# BRIEF:
Search the data for the word "none" and copy every line where it occurs.
#### EXERCISE INPUT ####
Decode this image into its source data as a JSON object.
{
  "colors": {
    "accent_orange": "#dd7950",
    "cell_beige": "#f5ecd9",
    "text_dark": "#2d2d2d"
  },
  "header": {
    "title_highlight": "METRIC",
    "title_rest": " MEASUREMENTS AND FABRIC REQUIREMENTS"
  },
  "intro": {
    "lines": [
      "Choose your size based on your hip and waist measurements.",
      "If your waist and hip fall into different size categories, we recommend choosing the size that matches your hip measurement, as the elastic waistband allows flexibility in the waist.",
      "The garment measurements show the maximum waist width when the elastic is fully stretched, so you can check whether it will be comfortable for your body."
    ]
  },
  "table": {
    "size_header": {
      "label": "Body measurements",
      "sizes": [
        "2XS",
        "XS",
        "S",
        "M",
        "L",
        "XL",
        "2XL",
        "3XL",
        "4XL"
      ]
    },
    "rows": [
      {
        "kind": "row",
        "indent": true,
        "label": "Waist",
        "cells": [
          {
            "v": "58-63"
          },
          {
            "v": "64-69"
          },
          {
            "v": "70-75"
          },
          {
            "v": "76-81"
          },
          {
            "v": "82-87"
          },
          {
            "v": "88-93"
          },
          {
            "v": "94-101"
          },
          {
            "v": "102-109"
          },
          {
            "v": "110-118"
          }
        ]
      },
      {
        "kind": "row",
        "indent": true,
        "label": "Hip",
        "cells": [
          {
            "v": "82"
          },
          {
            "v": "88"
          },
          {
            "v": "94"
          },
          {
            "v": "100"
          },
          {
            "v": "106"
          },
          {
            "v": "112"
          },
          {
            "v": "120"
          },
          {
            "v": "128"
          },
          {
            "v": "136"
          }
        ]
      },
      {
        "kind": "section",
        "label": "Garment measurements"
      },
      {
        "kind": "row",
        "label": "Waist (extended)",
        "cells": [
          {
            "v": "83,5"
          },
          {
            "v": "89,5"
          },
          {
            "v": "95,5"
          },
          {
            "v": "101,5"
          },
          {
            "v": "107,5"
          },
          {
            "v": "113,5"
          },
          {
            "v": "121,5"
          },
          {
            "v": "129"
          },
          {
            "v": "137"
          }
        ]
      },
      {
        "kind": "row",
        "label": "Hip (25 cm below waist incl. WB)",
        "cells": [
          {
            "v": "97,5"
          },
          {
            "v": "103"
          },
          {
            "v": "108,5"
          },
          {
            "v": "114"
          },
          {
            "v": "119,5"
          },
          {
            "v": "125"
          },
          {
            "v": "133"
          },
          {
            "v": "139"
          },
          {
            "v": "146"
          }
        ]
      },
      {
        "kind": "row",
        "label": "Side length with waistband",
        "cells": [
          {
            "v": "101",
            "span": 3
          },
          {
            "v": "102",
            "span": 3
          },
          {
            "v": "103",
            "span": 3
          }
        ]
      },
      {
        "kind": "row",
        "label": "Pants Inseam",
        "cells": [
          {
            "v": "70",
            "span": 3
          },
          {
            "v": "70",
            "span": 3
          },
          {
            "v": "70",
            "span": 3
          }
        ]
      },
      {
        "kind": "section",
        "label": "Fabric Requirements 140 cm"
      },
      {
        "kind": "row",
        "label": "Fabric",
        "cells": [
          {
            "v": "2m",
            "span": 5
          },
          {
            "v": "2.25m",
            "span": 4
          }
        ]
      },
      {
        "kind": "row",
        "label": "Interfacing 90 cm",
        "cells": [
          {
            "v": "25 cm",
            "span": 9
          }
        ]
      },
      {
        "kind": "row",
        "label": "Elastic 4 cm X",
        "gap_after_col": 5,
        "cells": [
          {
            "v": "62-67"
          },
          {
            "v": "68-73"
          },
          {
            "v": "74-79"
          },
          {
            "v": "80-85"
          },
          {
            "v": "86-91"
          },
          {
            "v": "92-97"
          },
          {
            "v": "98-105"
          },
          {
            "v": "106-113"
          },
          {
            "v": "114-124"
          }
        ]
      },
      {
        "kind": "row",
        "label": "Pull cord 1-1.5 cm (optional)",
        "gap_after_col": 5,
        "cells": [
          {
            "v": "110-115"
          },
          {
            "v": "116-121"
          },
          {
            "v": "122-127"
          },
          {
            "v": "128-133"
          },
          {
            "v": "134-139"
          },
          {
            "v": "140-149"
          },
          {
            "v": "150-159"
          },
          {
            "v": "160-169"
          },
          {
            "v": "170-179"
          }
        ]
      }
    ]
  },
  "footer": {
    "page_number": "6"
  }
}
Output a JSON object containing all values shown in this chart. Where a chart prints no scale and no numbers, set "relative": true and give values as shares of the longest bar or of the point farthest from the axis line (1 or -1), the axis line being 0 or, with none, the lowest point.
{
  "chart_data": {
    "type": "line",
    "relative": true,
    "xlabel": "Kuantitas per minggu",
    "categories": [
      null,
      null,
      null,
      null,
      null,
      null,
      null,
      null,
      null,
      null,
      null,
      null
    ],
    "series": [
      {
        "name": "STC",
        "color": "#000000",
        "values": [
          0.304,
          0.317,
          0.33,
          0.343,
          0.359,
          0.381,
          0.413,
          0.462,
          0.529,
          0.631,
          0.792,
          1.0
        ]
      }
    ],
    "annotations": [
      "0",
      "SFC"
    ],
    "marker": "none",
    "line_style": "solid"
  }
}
####
# RESULT BELOW:
Output a JSON object containing all values shown in this chart. Where a chart prints no scale and no numbers, set "relative": true and give values as shares of the longest bar or of the point farthest from the axis line (1 or -1), the axis line being 0 or, with none, the lowest point.
    "marker": "none",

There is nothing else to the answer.